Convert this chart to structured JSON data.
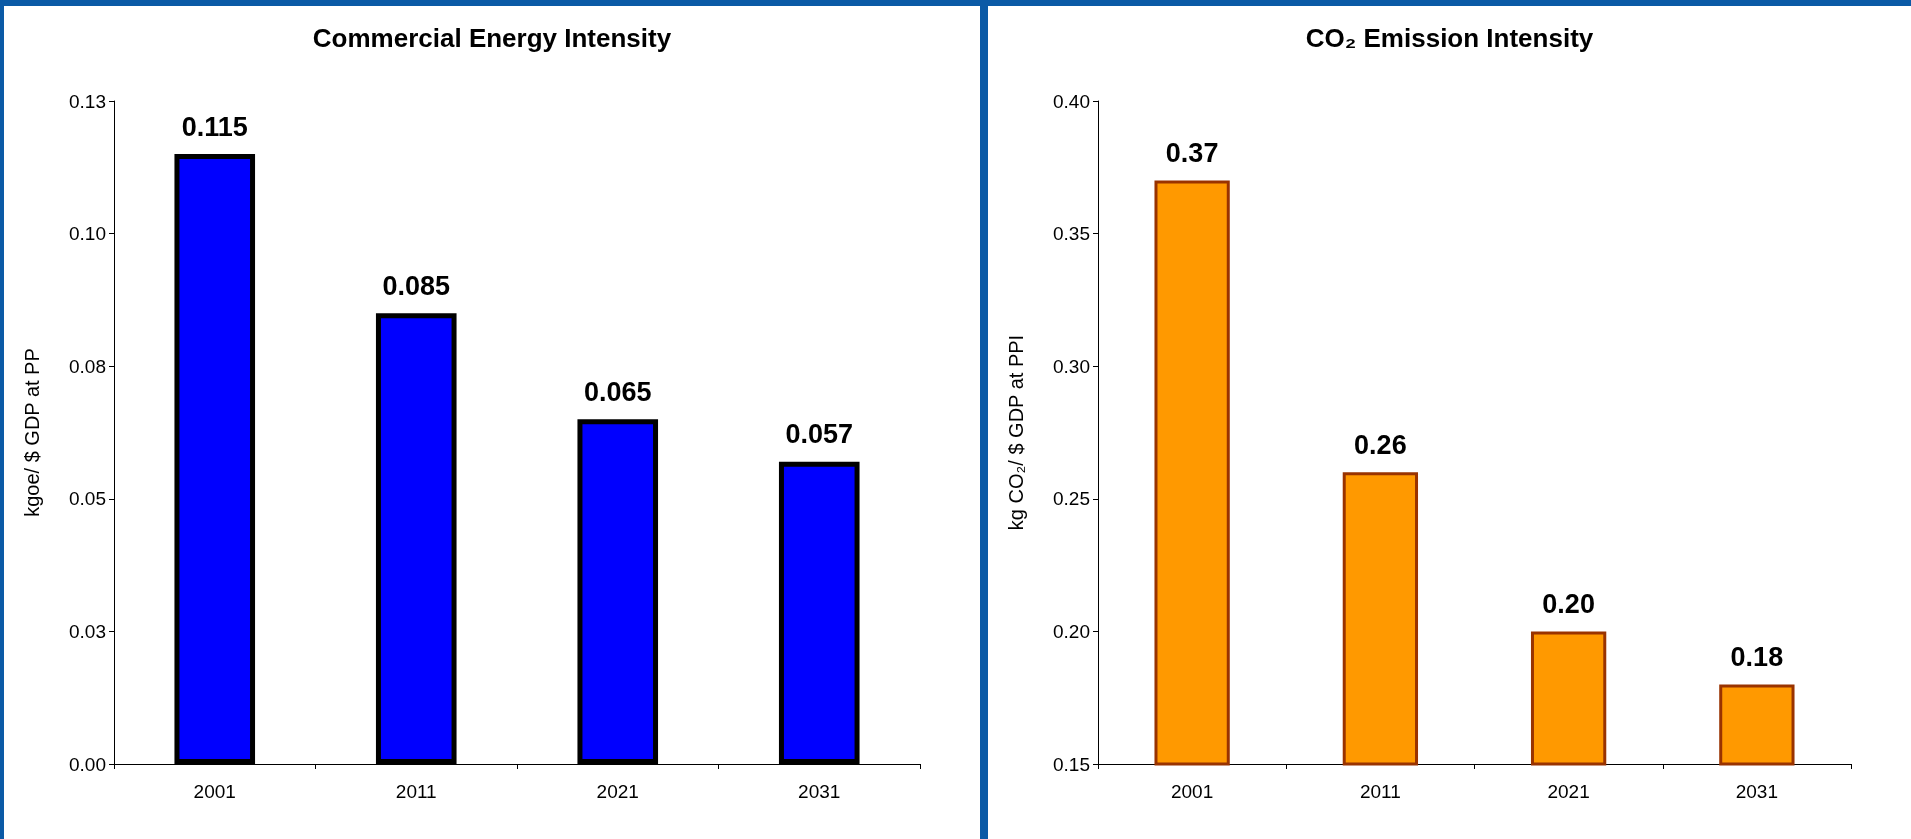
{
  "chart_data": [
    {
      "type": "bar",
      "title": "Commercial Energy Intensity",
      "ylabel": "kgoe/ $ GDP at PP",
      "categories": [
        "2001",
        "2011",
        "2021",
        "2031"
      ],
      "values": [
        0.115,
        0.085,
        0.065,
        0.057
      ],
      "color": "#0000ff",
      "ylim": [
        0,
        0.125
      ],
      "yticks": [
        {
          "value": 0,
          "label": "0.00"
        },
        {
          "value": 0.025,
          "label": "0.03"
        },
        {
          "value": 0.05,
          "label": "0.05"
        },
        {
          "value": 0.075,
          "label": "0.08"
        },
        {
          "value": 0.1,
          "label": "0.10"
        },
        {
          "value": 0.125,
          "label": "0.13"
        }
      ],
      "data_labels": true,
      "grid": false
    },
    {
      "type": "bar",
      "title": "CO₂ Emission Intensity",
      "ylabel": "kg CO₂/ $ GDP at PPI",
      "categories": [
        "2001",
        "2011",
        "2021",
        "2031"
      ],
      "values": [
        0.37,
        0.26,
        0.2,
        0.18
      ],
      "value_labels": [
        "0.37",
        "0.26",
        "0.20",
        "0.18"
      ],
      "color": "#ff9900",
      "ylim": [
        0.15,
        0.4
      ],
      "yticks": [
        {
          "value": 0.15,
          "label": "0.15"
        },
        {
          "value": 0.2,
          "label": "0.20"
        },
        {
          "value": 0.25,
          "label": "0.25"
        },
        {
          "value": 0.3,
          "label": "0.30"
        },
        {
          "value": 0.35,
          "label": "0.35"
        },
        {
          "value": 0.4,
          "label": "0.40"
        }
      ],
      "grid": false
    }
  ]
}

-- TASK PROMPT --
Transcribe all of the entries word for word, but skip any pictures they contain.

-- OUTPUT --
Convert this chart to structured JSON data.
{
  "chart_data": [
    {
      "type": "bar",
      "title": "Commercial Energy Intensity",
      "ylabel": "kgoe/ $ GDP at PP",
      "categories": [
        "2001",
        "2011",
        "2021",
        "2031"
      ],
      "values": [
        0.115,
        0.085,
        0.065,
        0.057
      ],
      "color": "#0000ff",
      "ylim": [
        0,
        0.125
      ],
      "yticks": [
        {
          "value": 0,
          "label": "0.00"
        },
        {
          "value": 0.025,
          "label": "0.03"
        },
        {
          "value": 0.05,
          "label": "0.05"
        },
        {
          "value": 0.075,
          "label": "0.08"
        },
        {
          "value": 0.1,
          "label": "0.10"
        },
        {
          "value": 0.125,
          "label": "0.13"
        }
      ],
      "data_labels": true,
      "grid": false
    },
    {
      "type": "bar",
      "title": "CO₂ Emission Intensity",
      "ylabel": "kg CO₂/ $ GDP at PPI",
      "categories": [
        "2001",
        "2011",
        "2021",
        "2031"
      ],
      "values": [
        0.37,
        0.26,
        0.2,
        0.18
      ],
      "value_labels": [
        "0.37",
        "0.26",
        "0.20",
        "0.18"
      ],
      "color": "#ff9900",
      "ylim": [
        0.15,
        0.4
      ],
      "yticks": [
        {
          "value": 0.15,
          "label": "0.15"
        },
        {
          "value": 0.2,
          "label": "0.20"
        },
        {
          "value": 0.25,
          "label": "0.25"
        },
        {
          "value": 0.3,
          "label": "0.30"
        },
        {
          "value": 0.35,
          "label": "0.35"
        },
        {
          "value": 0.4,
          "label": "0.40"
        }
      ],
      "grid": false
    }
  ]
}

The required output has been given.